╭─ EXERCISE MATERIAL
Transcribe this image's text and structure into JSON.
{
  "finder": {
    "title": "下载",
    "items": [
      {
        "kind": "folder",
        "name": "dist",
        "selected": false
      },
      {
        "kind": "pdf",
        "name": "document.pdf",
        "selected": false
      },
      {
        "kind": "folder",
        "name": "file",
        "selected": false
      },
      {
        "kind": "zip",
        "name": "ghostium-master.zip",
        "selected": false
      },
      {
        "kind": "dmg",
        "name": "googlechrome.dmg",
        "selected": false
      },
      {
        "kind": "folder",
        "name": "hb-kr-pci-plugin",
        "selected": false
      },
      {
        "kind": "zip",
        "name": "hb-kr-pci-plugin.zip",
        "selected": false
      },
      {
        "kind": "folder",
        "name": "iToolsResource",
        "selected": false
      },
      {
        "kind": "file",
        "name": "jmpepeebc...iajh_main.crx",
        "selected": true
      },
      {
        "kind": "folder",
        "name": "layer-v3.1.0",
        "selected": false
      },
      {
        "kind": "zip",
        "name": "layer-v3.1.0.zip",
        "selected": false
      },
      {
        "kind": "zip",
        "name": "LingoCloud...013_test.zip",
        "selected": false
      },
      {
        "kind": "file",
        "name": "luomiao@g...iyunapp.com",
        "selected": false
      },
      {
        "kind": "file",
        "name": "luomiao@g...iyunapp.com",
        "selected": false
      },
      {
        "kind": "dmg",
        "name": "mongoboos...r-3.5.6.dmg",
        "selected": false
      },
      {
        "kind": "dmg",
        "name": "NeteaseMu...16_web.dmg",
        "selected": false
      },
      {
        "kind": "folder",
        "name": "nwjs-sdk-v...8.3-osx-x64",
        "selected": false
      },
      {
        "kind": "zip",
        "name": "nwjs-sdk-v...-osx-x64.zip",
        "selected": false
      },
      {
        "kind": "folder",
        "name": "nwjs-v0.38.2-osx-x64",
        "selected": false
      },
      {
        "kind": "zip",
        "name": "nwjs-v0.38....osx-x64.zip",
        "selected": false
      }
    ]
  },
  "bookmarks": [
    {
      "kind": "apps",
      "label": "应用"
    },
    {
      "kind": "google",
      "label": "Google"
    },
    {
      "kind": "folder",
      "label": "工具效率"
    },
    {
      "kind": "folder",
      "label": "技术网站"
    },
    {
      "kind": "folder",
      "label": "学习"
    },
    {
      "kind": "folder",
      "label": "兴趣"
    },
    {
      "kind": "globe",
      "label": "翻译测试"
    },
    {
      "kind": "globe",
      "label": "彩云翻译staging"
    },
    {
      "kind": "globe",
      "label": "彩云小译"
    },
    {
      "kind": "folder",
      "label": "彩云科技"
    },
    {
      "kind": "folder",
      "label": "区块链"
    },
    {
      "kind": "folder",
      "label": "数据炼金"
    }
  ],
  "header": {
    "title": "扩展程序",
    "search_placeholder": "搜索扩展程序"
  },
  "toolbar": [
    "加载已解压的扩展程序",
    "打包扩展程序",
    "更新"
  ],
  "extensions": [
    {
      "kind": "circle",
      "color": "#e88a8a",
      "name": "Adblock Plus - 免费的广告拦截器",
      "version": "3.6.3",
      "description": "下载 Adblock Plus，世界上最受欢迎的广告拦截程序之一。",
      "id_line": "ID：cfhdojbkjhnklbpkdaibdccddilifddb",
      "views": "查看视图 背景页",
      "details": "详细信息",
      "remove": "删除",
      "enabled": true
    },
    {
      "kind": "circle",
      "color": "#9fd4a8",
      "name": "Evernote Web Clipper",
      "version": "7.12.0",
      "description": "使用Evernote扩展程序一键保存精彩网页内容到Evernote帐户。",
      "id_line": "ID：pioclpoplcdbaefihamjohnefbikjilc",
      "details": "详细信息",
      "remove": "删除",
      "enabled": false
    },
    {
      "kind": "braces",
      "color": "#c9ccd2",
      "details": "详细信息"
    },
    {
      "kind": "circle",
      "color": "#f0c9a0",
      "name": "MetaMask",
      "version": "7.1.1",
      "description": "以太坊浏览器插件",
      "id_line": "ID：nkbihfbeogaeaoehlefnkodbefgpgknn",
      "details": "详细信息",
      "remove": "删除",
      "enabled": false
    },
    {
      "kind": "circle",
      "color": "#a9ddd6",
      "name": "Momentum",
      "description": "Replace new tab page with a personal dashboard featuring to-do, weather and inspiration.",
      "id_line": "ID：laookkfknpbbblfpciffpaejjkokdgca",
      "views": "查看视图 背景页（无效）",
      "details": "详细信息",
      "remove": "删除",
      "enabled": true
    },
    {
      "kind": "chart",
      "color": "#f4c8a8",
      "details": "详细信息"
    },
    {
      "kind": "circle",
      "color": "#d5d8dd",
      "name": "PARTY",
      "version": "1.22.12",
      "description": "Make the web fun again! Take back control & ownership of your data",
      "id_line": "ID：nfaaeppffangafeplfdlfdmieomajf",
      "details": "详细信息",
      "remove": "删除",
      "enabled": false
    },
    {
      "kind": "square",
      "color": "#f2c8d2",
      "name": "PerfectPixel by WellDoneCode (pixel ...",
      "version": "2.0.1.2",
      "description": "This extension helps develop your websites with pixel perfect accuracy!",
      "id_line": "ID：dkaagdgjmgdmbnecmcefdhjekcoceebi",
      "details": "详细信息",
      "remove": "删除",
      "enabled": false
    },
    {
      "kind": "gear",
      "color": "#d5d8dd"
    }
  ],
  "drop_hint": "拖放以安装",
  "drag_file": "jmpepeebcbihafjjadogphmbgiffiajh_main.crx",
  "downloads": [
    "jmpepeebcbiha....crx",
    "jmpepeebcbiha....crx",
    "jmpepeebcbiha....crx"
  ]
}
╰─
- _INSTRUCTIONS FOR THE TASK_
Each record must be returned exactly as it is written.

- _SOLUTION TO THE PROBLEM_
Transcribe this image's text and structure into JSON.
{
  "finder": {
    "title": "下载",
    "items": [
      {
        "kind": "folder",
        "name": "dist",
        "selected": false
      },
      {
        "kind": "pdf",
        "name": "document.pdf",
        "selected": false
      },
      {
        "kind": "folder",
        "name": "file",
        "selected": false
      },
      {
        "kind": "zip",
        "name": "ghostium-master.zip",
        "selected": false
      },
      {
        "kind": "dmg",
        "name": "googlechrome.dmg",
        "selected": false
      },
      {
        "kind": "folder",
        "name": "hb-kr-pci-plugin",
        "selected": false
      },
      {
        "kind": "zip",
        "name": "hb-kr-pci-plugin.zip",
        "selected": false
      },
      {
        "kind": "folder",
        "name": "iToolsResource",
        "selected": false
      },
      {
        "kind": "file",
        "name": "jmpepeebc...iajh_main.crx",
        "selected": true
      },
      {
        "kind": "folder",
        "name": "layer-v3.1.0",
        "selected": false
      },
      {
        "kind": "zip",
        "name": "layer-v3.1.0.zip",
        "selected": false
      },
      {
        "kind": "zip",
        "name": "LingoCloud...013_test.zip",
        "selected": false
      },
      {
        "kind": "file",
        "name": "luomiao@g...iyunapp.com",
        "selected": false
      },
      {
        "kind": "file",
        "name": "luomiao@g...iyunapp.com",
        "selected": false
      },
      {
        "kind": "dmg",
        "name": "mongoboos...r-3.5.6.dmg",
        "selected": false
      },
      {
        "kind": "dmg",
        "name": "NeteaseMu...16_web.dmg",
        "selected": false
      },
      {
        "kind": "folder",
        "name": "nwjs-sdk-v...8.3-osx-x64",
        "selected": false
      },
      {
        "kind": "zip",
        "name": "nwjs-sdk-v...-osx-x64.zip",
        "selected": false
      },
      {
        "kind": "folder",
        "name": "nwjs-v0.38.2-osx-x64",
        "selected": false
      },
      {
        "kind": "zip",
        "name": "nwjs-v0.38....osx-x64.zip",
        "selected": false
      }
    ]
  },
  "bookmarks": [
    {
      "kind": "apps",
      "label": "应用"
    },
    {
      "kind": "google",
      "label": "Google"
    },
    {
      "kind": "folder",
      "label": "工具效率"
    },
    {
      "kind": "folder",
      "label": "技术网站"
    },
    {
      "kind": "folder",
      "label": "学习"
    },
    {
      "kind": "folder",
      "label": "兴趣"
    },
    {
      "kind": "globe",
      "label": "翻译测试"
    },
    {
      "kind": "globe",
      "label": "彩云翻译staging"
    },
    {
      "kind": "globe",
      "label": "彩云小译"
    },
    {
      "kind": "folder",
      "label": "彩云科技"
    },
    {
      "kind": "folder",
      "label": "区块链"
    },
    {
      "kind": "folder",
      "label": "数据炼金"
    }
  ],
  "header": {
    "title": "扩展程序",
    "search_placeholder": "搜索扩展程序"
  },
  "toolbar": [
    "加载已解压的扩展程序",
    "打包扩展程序",
    "更新"
  ],
  "extensions": [
    {
      "kind": "circle",
      "color": "#e88a8a",
      "name": "Adblock Plus - 免费的广告拦截器",
      "version": "3.6.3",
      "description": "下载 Adblock Plus，世界上最受欢迎的广告拦截程序之一。",
      "id_line": "ID：cfhdojbkjhnklbpkdaibdccddilifddb",
      "views": "查看视图 背景页",
      "details": "详细信息",
      "remove": "删除",
      "enabled": true
    },
    {
      "kind": "circle",
      "color": "#9fd4a8",
      "name": "Evernote Web Clipper",
      "version": "7.12.0",
      "description": "使用Evernote扩展程序一键保存精彩网页内容到Evernote帐户。",
      "id_line": "ID：pioclpoplcdbaefihamjohnefbikjilc",
      "details": "详细信息",
      "remove": "删除",
      "enabled": false
    },
    {
      "kind": "braces",
      "color": "#c9ccd2",
      "details": "详细信息"
    },
    {
      "kind": "circle",
      "color": "#f0c9a0",
      "name": "MetaMask",
      "version": "7.1.1",
      "description": "以太坊浏览器插件",
      "id_line": "ID：nkbihfbeogaeaoehlefnkodbefgpgknn",
      "details": "详细信息",
      "remove": "删除",
      "enabled": false
    },
    {
      "kind": "circle",
      "color": "#a9ddd6",
      "name": "Momentum",
      "description": "Replace new tab page with a personal dashboard featuring to-do, weather and inspiration.",
      "id_line": "ID：laookkfknpbbblfpciffpaejjkokdgca",
      "views": "查看视图 背景页（无效）",
      "details": "详细信息",
      "remove": "删除",
      "enabled": true
    },
    {
      "kind": "chart",
      "color": "#f4c8a8",
      "details": "详细信息"
    },
    {
      "kind": "circle",
      "color": "#d5d8dd",
      "name": "PARTY",
      "version": "1.22.12",
      "description": "Make the web fun again! Take back control & ownership of your data",
      "id_line": "ID：nfaaeppffangafeplfdlfdmieomajf",
      "details": "详细信息",
      "remove": "删除",
      "enabled": false
    },
    {
      "kind": "square",
      "color": "#f2c8d2",
      "name": "PerfectPixel by WellDoneCode (pixel ...",
      "version": "2.0.1.2",
      "description": "This extension helps develop your websites with pixel perfect accuracy!",
      "id_line": "ID：dkaagdgjmgdmbnecmcefdhjekcoceebi",
      "details": "详细信息",
      "remove": "删除",
      "enabled": false
    },
    {
      "kind": "gear",
      "color": "#d5d8dd"
    }
  ],
  "drop_hint": "拖放以安装",
  "drag_file": "jmpepeebcbihafjjadogphmbgiffiajh_main.crx",
  "downloads": [
    "jmpepeebcbiha....crx",
    "jmpepeebcbiha....crx",
    "jmpepeebcbiha....crx"
  ]
}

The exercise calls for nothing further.